● INFORMATION GIVEN:
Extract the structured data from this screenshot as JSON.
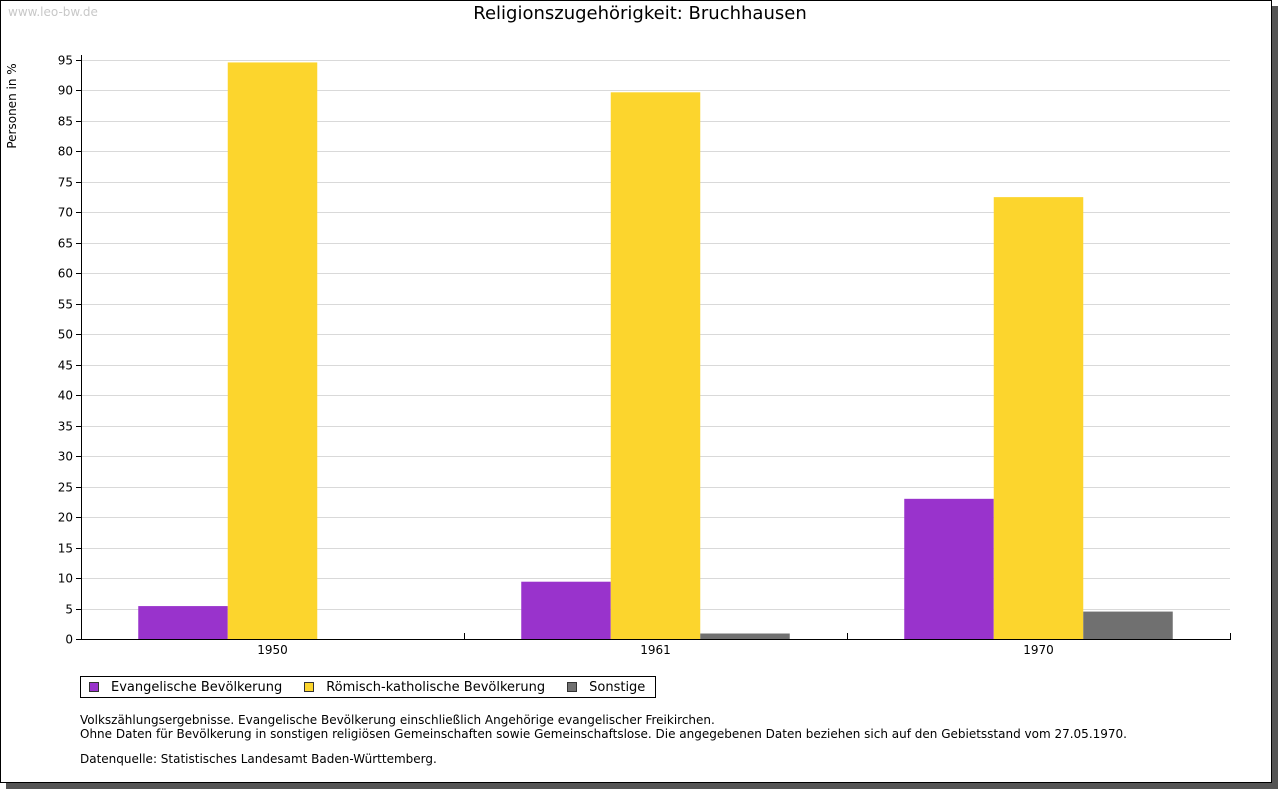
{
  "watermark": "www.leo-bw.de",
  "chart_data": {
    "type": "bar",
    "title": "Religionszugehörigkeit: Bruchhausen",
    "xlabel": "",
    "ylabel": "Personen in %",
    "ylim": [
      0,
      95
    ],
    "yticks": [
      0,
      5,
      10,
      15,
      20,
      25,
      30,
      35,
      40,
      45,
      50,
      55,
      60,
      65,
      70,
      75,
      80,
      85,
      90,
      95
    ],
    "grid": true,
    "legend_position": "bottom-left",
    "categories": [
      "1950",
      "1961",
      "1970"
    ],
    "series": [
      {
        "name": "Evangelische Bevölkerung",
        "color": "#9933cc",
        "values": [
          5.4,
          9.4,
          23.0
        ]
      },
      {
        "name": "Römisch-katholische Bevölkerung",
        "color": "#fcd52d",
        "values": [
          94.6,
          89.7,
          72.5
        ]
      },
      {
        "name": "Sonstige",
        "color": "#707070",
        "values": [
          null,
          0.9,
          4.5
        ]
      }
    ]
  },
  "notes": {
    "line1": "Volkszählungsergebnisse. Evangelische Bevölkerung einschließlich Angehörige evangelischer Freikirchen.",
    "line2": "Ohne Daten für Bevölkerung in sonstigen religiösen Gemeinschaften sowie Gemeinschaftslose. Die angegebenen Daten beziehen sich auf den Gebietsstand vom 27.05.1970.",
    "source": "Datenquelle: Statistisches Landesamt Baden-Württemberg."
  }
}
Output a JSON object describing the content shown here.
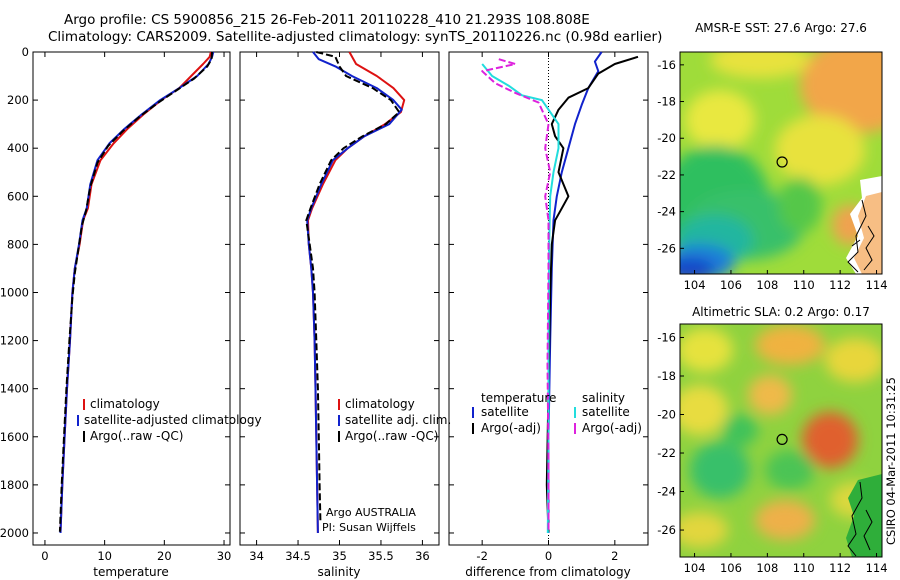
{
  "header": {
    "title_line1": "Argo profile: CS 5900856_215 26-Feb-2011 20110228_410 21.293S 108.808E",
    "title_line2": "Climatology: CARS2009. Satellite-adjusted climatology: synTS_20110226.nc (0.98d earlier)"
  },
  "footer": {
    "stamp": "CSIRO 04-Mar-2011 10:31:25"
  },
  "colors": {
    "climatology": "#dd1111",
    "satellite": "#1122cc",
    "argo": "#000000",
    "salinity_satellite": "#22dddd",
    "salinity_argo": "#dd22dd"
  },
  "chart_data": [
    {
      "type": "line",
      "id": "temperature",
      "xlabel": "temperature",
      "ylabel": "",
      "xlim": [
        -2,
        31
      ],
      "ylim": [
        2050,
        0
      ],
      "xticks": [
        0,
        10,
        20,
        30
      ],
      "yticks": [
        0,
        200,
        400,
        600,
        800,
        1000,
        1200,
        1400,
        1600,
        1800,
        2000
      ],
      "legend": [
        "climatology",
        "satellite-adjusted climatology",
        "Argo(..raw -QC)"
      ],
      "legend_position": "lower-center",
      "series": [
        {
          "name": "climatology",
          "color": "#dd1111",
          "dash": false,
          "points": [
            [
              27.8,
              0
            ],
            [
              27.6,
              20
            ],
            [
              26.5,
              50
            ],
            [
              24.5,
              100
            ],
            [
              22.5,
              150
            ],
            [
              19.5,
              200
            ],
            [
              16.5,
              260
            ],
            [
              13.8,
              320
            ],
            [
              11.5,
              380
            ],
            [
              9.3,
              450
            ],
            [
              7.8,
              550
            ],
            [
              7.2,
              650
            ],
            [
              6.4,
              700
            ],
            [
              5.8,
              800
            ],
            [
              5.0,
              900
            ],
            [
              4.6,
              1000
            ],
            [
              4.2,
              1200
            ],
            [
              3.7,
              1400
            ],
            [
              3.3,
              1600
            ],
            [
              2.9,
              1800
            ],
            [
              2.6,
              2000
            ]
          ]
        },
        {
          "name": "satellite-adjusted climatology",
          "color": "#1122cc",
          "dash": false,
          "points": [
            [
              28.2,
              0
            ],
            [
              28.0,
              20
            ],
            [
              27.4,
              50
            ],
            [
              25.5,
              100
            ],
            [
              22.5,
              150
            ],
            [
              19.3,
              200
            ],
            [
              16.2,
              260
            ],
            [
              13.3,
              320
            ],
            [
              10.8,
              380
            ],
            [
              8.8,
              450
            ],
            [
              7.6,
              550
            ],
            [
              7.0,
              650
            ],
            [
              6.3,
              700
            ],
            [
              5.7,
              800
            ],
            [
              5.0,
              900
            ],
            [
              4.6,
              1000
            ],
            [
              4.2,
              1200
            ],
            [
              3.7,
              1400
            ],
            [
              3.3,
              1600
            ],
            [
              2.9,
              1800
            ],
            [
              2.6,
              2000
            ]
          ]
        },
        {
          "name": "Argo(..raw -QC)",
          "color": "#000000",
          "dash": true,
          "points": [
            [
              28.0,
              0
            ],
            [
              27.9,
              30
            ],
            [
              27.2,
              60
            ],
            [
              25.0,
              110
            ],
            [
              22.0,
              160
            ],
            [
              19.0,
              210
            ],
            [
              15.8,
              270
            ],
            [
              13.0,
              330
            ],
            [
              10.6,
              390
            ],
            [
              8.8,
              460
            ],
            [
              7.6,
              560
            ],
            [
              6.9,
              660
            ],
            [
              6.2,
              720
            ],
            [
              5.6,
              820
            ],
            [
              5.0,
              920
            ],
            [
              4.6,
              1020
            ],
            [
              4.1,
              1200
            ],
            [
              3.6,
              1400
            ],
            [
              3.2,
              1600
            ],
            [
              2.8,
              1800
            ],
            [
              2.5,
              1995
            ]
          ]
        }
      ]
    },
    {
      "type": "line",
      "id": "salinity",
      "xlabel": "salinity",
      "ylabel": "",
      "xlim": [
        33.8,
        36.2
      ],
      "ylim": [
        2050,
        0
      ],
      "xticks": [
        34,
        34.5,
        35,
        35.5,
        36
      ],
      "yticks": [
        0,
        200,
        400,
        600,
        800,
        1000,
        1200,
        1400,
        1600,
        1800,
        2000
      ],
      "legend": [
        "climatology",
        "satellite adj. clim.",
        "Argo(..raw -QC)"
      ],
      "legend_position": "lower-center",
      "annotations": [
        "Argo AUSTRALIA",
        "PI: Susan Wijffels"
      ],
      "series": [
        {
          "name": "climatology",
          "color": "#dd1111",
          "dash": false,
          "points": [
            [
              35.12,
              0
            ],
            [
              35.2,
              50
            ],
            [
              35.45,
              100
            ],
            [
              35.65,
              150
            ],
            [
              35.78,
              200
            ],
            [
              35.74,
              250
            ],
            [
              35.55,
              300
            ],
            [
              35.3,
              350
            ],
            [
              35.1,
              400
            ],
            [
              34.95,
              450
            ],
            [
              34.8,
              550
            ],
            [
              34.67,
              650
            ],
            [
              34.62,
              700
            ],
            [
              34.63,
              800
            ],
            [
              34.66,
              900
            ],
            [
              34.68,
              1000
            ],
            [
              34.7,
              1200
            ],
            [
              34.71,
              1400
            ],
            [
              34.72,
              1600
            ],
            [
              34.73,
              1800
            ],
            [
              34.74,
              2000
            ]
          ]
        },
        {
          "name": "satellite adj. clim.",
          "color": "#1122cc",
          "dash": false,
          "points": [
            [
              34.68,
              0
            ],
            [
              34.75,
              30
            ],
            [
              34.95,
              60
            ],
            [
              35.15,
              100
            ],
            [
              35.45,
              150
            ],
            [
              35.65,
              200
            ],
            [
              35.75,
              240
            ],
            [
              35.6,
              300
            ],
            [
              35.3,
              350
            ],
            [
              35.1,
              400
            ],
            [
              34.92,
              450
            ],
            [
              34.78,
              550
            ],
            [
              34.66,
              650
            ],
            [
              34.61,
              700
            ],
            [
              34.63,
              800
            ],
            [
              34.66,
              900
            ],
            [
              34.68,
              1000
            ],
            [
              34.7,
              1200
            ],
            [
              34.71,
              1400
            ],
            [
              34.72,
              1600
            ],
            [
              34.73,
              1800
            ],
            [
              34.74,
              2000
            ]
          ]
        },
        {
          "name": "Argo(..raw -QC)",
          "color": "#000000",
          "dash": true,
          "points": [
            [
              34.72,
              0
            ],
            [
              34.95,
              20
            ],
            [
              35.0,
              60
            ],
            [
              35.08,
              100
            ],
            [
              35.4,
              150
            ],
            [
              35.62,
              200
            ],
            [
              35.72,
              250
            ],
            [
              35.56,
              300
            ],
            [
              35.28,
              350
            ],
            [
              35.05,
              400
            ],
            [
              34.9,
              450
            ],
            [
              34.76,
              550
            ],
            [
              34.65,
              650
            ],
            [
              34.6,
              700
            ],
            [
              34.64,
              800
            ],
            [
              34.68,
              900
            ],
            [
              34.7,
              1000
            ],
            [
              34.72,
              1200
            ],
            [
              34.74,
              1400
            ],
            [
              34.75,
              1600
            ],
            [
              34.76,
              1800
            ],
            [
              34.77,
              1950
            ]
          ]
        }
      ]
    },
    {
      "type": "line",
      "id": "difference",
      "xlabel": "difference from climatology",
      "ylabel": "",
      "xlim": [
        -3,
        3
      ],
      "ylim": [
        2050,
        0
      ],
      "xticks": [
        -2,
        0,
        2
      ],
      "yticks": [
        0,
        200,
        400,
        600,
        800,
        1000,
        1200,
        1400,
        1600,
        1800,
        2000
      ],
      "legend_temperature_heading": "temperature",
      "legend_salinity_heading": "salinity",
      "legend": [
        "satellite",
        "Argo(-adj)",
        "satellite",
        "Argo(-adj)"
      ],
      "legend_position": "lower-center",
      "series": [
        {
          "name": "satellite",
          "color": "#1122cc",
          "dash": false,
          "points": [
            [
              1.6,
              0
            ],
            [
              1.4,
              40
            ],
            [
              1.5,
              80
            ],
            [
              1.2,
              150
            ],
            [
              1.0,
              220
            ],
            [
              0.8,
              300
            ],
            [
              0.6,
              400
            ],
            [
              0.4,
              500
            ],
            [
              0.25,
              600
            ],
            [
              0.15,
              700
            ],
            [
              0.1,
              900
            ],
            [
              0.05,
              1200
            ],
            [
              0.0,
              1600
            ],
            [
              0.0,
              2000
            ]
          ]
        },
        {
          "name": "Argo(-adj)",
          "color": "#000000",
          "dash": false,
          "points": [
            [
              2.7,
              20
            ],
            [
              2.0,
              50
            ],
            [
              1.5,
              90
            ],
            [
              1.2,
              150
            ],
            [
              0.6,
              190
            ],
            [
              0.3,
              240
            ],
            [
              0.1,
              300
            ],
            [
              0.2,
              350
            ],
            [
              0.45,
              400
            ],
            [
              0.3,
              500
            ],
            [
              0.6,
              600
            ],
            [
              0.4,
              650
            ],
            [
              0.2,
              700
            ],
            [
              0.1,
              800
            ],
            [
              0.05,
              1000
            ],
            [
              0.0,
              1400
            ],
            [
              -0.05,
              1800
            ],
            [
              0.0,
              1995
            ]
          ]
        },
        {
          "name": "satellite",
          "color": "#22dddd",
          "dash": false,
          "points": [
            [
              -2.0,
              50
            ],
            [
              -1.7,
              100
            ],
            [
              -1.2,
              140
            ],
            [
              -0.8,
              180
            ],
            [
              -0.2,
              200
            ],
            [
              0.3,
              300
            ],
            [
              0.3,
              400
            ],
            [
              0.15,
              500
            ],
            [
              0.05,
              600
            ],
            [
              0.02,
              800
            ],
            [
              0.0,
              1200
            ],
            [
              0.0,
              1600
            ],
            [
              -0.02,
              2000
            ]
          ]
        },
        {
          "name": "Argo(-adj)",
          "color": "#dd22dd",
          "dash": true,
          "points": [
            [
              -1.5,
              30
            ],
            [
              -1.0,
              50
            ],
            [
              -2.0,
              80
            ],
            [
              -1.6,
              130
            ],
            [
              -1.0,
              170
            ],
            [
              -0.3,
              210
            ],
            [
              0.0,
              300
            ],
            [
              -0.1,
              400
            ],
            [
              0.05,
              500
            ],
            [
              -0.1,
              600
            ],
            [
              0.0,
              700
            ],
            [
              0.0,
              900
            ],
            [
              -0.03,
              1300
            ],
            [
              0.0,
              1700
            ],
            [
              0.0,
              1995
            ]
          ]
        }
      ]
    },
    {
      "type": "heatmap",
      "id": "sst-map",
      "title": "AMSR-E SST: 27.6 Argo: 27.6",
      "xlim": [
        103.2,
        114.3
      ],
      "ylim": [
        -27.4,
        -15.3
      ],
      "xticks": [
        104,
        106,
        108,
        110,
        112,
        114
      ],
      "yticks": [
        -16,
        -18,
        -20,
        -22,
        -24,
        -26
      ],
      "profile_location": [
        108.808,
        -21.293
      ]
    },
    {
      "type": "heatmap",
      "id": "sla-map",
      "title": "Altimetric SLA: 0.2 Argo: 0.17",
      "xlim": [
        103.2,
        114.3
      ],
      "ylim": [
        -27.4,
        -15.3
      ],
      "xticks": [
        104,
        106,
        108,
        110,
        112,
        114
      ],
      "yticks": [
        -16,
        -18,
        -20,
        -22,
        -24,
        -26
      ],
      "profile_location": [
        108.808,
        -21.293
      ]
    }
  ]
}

● TASK TO COMPLETE: Check each line of the records for the word "Evangelische" and extract those that contain it.

● OUTPUT FOR THIS EXERCISE:
        "name": "Evangelische Bevölkerung",
    "line1": "Volkszählungsergebnisse. Evangelische Bevölkerung einschließlich Angehörige evangelischer Freikirchen.",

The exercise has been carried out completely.